- _Task objective_:
Quote the whole listing word for word. Do not include the pictures.

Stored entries
───
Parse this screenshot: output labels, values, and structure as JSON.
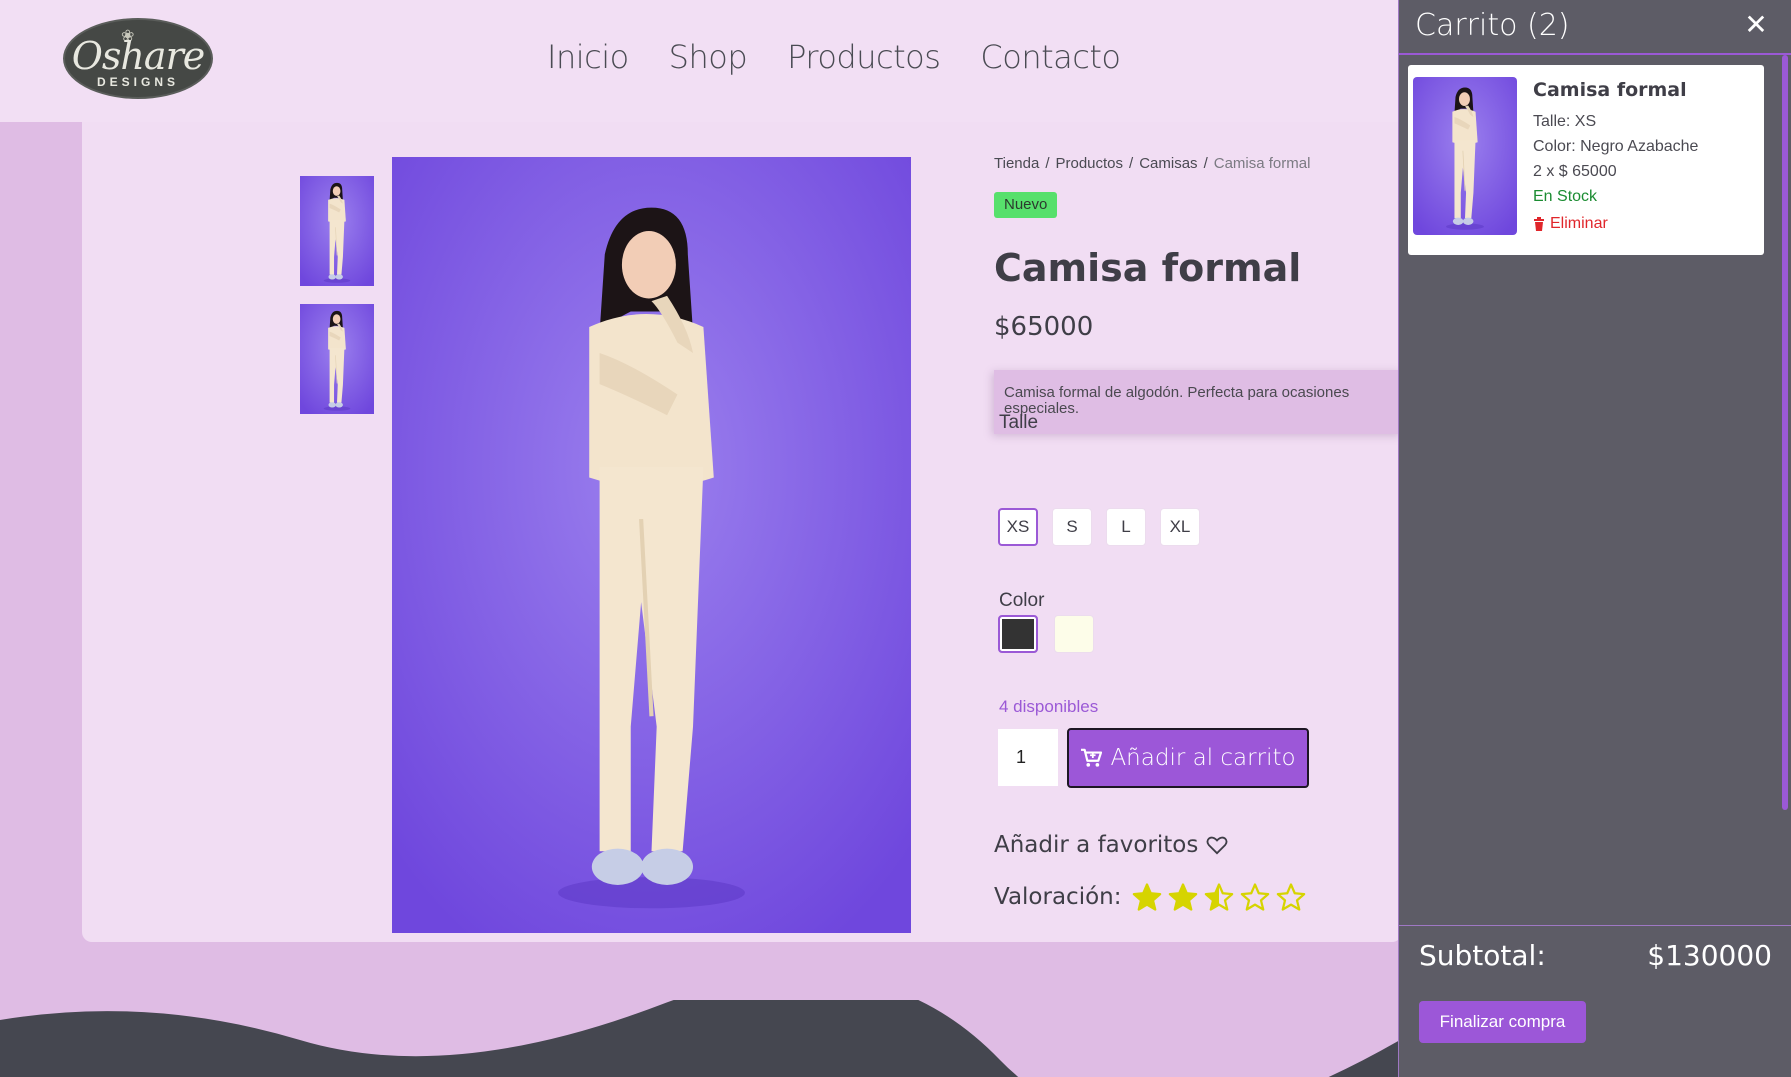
{
  "brand": {
    "logo_main": "Oshare",
    "logo_sub": "DESIGNS"
  },
  "nav": {
    "items": [
      {
        "label": "Inicio"
      },
      {
        "label": "Shop"
      },
      {
        "label": "Productos"
      },
      {
        "label": "Contacto"
      }
    ]
  },
  "breadcrumb": [
    "Tienda",
    "Productos",
    "Camisas",
    "Camisa formal"
  ],
  "product": {
    "badge": "Nuevo",
    "title": "Camisa formal",
    "price": "$65000",
    "description": "Camisa formal de algodón. Perfecta para ocasiones especiales.",
    "size_label": "Talle",
    "sizes": [
      "XS",
      "S",
      "L",
      "XL"
    ],
    "selected_size": "XS",
    "color_label": "Color",
    "colors": [
      {
        "name": "Negro Azabache",
        "hex": "#333333"
      },
      {
        "name": "crema",
        "hex": "#fdfde9"
      }
    ],
    "available": "4 disponibles",
    "quantity": "1",
    "add_to_cart": "Añadir al carrito",
    "favorites": "Añadir a favoritos",
    "rating_label": "Valoración:",
    "rating": 2.5,
    "rating_max": 5
  },
  "cart": {
    "title": "Carrito (2)",
    "item": {
      "name": "Camisa formal",
      "size": "Talle: XS",
      "color": "Color: Negro Azabache",
      "qty_price": "2 x $ 65000",
      "stock": "En Stock",
      "remove": "Eliminar"
    },
    "subtotal_label": "Subtotal:",
    "subtotal_value": "$130000",
    "checkout": "Finalizar compra"
  },
  "colors": {
    "accent": "#9c57d8",
    "stock": "#1b8c32",
    "remove": "#e0262b",
    "star": "#d6d400"
  }
}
───
- _Task output_:
Parse this screenshot: output labels, values, and structure as JSON.
{
  "brand": {
    "logo_main": "Oshare",
    "logo_sub": "DESIGNS"
  },
  "nav": {
    "items": [
      {
        "label": "Inicio"
      },
      {
        "label": "Shop"
      },
      {
        "label": "Productos"
      },
      {
        "label": "Contacto"
      }
    ]
  },
  "breadcrumb": [
    "Tienda",
    "Productos",
    "Camisas",
    "Camisa formal"
  ],
  "product": {
    "badge": "Nuevo",
    "title": "Camisa formal",
    "price": "$65000",
    "description": "Camisa formal de algodón. Perfecta para ocasiones especiales.",
    "size_label": "Talle",
    "sizes": [
      "XS",
      "S",
      "L",
      "XL"
    ],
    "selected_size": "XS",
    "color_label": "Color",
    "colors": [
      {
        "name": "Negro Azabache",
        "hex": "#333333"
      },
      {
        "name": "crema",
        "hex": "#fdfde9"
      }
    ],
    "available": "4 disponibles",
    "quantity": "1",
    "add_to_cart": "Añadir al carrito",
    "favorites": "Añadir a favoritos",
    "rating_label": "Valoración:",
    "rating": 2.5,
    "rating_max": 5
  },
  "cart": {
    "title": "Carrito (2)",
    "item": {
      "name": "Camisa formal",
      "size": "Talle: XS",
      "color": "Color: Negro Azabache",
      "qty_price": "2 x $ 65000",
      "stock": "En Stock",
      "remove": "Eliminar"
    },
    "subtotal_label": "Subtotal:",
    "subtotal_value": "$130000",
    "checkout": "Finalizar compra"
  },
  "colors": {
    "accent": "#9c57d8",
    "stock": "#1b8c32",
    "remove": "#e0262b",
    "star": "#d6d400"
  }
}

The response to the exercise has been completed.